- What you will do
Search the records for the word "true" and pick out every line that has it.
──────── Data to process
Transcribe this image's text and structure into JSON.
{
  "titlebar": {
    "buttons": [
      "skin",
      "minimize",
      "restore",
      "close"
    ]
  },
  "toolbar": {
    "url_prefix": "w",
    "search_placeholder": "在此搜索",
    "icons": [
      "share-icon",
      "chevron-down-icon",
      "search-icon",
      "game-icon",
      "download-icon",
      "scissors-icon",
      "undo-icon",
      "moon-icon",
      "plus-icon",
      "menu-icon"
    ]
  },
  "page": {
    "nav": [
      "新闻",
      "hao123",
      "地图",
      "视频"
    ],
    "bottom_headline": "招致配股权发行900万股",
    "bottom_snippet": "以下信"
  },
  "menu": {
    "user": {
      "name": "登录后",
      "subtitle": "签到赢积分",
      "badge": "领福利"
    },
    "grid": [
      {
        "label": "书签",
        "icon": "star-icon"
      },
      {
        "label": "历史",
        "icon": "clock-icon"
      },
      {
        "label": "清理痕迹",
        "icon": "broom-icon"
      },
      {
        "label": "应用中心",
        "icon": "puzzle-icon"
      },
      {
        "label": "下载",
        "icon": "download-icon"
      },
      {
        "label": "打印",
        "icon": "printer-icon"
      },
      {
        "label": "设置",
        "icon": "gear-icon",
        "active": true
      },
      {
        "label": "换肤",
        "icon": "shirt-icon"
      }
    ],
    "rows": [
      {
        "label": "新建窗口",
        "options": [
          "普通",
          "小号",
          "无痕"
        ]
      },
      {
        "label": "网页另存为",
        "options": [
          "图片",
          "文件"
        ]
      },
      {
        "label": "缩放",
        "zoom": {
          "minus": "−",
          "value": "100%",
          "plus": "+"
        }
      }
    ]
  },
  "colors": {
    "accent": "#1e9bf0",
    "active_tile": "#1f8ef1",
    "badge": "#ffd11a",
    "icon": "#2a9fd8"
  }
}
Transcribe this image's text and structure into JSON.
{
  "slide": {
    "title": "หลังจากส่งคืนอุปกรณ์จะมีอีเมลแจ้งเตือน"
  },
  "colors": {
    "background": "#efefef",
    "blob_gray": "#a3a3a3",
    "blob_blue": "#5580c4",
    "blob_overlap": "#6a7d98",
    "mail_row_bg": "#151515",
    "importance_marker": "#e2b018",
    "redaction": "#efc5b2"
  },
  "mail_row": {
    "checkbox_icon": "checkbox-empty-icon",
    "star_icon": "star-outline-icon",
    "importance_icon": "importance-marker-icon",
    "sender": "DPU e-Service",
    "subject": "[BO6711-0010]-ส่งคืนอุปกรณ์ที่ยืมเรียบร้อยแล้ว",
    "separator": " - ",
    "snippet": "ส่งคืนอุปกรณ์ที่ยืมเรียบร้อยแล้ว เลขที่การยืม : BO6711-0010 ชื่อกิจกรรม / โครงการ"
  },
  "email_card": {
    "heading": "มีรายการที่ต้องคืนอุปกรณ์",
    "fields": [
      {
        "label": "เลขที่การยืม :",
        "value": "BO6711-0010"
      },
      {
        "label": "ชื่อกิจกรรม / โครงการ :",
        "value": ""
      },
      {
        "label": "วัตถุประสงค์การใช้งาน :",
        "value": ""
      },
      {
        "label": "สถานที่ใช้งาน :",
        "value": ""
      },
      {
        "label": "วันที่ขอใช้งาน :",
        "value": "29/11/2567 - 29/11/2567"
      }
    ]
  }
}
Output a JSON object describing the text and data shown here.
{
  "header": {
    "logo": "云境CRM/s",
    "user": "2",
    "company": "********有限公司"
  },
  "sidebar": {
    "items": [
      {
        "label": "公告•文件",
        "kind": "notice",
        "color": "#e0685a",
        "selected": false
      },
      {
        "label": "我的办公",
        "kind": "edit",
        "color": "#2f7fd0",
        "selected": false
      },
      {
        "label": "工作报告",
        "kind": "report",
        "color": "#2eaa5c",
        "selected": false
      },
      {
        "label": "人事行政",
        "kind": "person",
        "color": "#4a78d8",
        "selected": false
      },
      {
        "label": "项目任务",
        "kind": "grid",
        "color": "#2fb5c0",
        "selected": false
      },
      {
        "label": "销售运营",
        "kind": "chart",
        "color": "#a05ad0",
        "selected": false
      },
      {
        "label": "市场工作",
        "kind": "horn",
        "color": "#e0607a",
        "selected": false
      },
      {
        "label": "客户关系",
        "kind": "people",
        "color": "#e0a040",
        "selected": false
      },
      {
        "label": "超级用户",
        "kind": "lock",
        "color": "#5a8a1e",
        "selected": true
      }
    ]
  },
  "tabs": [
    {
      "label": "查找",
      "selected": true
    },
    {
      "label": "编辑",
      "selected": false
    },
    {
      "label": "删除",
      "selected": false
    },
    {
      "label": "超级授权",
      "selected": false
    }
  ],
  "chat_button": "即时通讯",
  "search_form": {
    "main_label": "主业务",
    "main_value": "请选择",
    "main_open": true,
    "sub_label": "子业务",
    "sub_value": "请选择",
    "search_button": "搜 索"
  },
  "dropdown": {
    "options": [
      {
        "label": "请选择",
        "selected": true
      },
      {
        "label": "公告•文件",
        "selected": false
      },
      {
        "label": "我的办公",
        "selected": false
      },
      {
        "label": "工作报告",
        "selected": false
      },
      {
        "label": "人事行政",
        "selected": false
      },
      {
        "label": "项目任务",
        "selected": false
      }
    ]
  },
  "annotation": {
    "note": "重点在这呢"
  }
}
────────────────
- Response to the exercise
        "active": true
        "selected": true
      "selected": true
    "main_open": true,
        "selected": true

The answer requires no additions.